TASK DIRECTIONS
Render the material again word for word, skipping the pictures in it.

MATERIAL PROVIDED
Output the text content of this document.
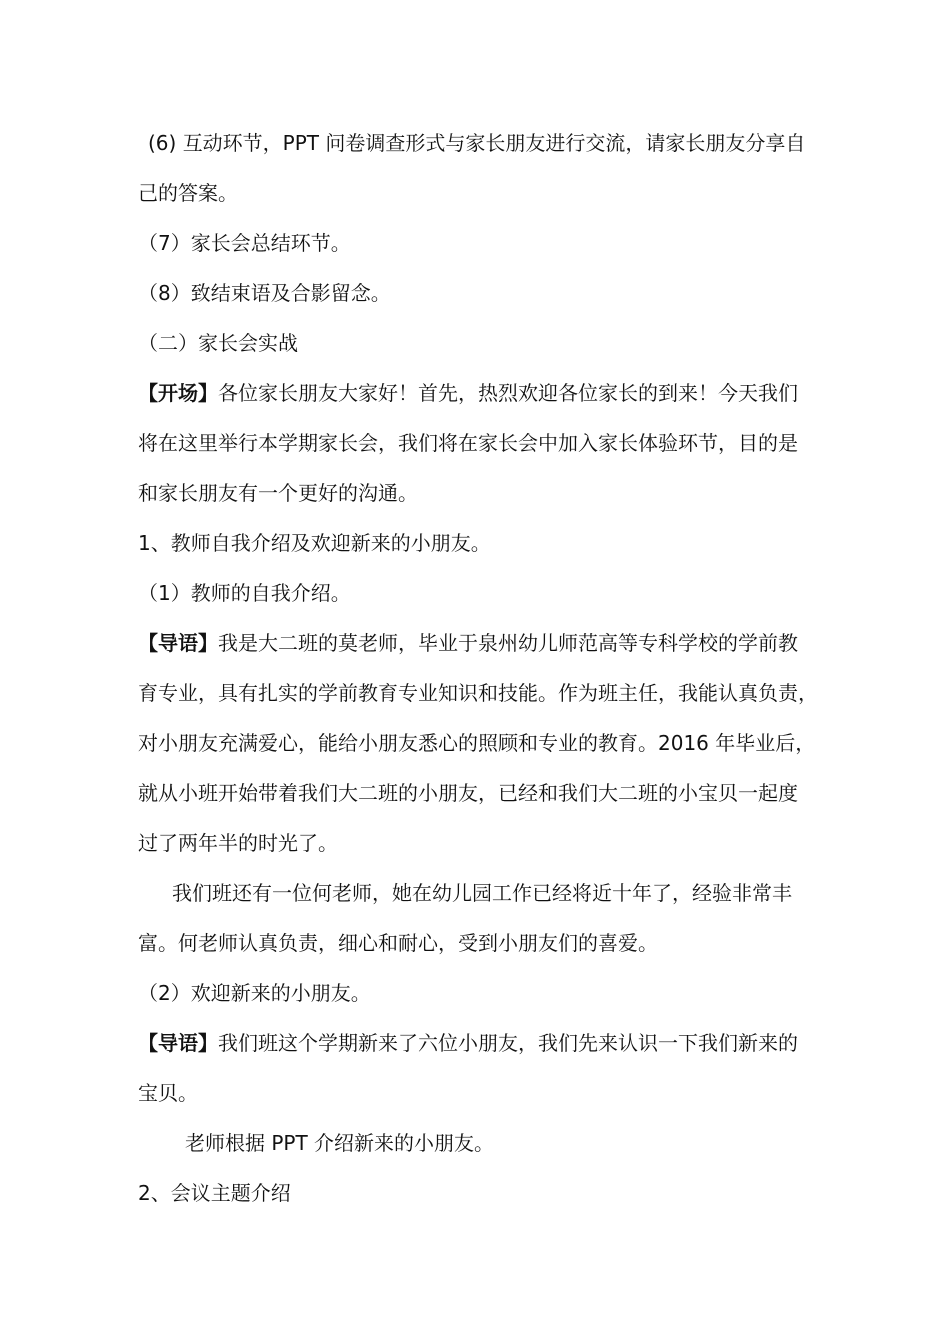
(6) 互动环节，PPT 问卷调查形式与家长朋友进行交流，请家长朋友分享自
己的答案。
（7）家长会总结环节。
（8）致结束语及合影留念。
（二）家长会实战
【开场】各位家长朋友大家好！首先，热烈欢迎各位家长的到来！今天我们
将在这里举行本学期家长会，我们将在家长会中加入家长体验环节，目的是
和家长朋友有一个更好的沟通。
1、教师自我介绍及欢迎新来的小朋友。
（1）教师的自我介绍。
【导语】我是大二班的莫老师，毕业于泉州幼儿师范高等专科学校的学前教
育专业，具有扎实的学前教育专业知识和技能。作为班主任，我能认真负责，
对小朋友充满爱心，能给小朋友悉心的照顾和专业的教育。2016 年毕业后，
就从小班开始带着我们大二班的小朋友，已经和我们大二班的小宝贝一起度
过了两年半的时光了。
我们班还有一位何老师，她在幼儿园工作已经将近十年了，经验非常丰
富。何老师认真负责，细心和耐心，受到小朋友们的喜爱。
（2）欢迎新来的小朋友。
【导语】我们班这个学期新来了六位小朋友，我们先来认识一下我们新来的
宝贝。
老师根据 PPT 介绍新来的小朋友。
2、会议主题介绍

OUTPUT FOR THIS TASK
Output the text content of this document.
(6) 互动环节，PPT 问卷调查形式与家长朋友进行交流，请家长朋友分享自
己的答案。
（7）家长会总结环节。
（8）致结束语及合影留念。
（二）家长会实战
【开场】各位家长朋友大家好！首先，热烈欢迎各位家长的到来！今天我们
将在这里举行本学期家长会，我们将在家长会中加入家长体验环节，目的是
和家长朋友有一个更好的沟通。
1、教师自我介绍及欢迎新来的小朋友。
（1）教师的自我介绍。
【导语】我是大二班的莫老师，毕业于泉州幼儿师范高等专科学校的学前教
育专业，具有扎实的学前教育专业知识和技能。作为班主任，我能认真负责，
对小朋友充满爱心，能给小朋友悉心的照顾和专业的教育。2016 年毕业后，
就从小班开始带着我们大二班的小朋友，已经和我们大二班的小宝贝一起度
过了两年半的时光了。
我们班还有一位何老师，她在幼儿园工作已经将近十年了，经验非常丰
富。何老师认真负责，细心和耐心，受到小朋友们的喜爱。
（2）欢迎新来的小朋友。
【导语】我们班这个学期新来了六位小朋友，我们先来认识一下我们新来的
宝贝。
老师根据 PPT 介绍新来的小朋友。
2、会议主题介绍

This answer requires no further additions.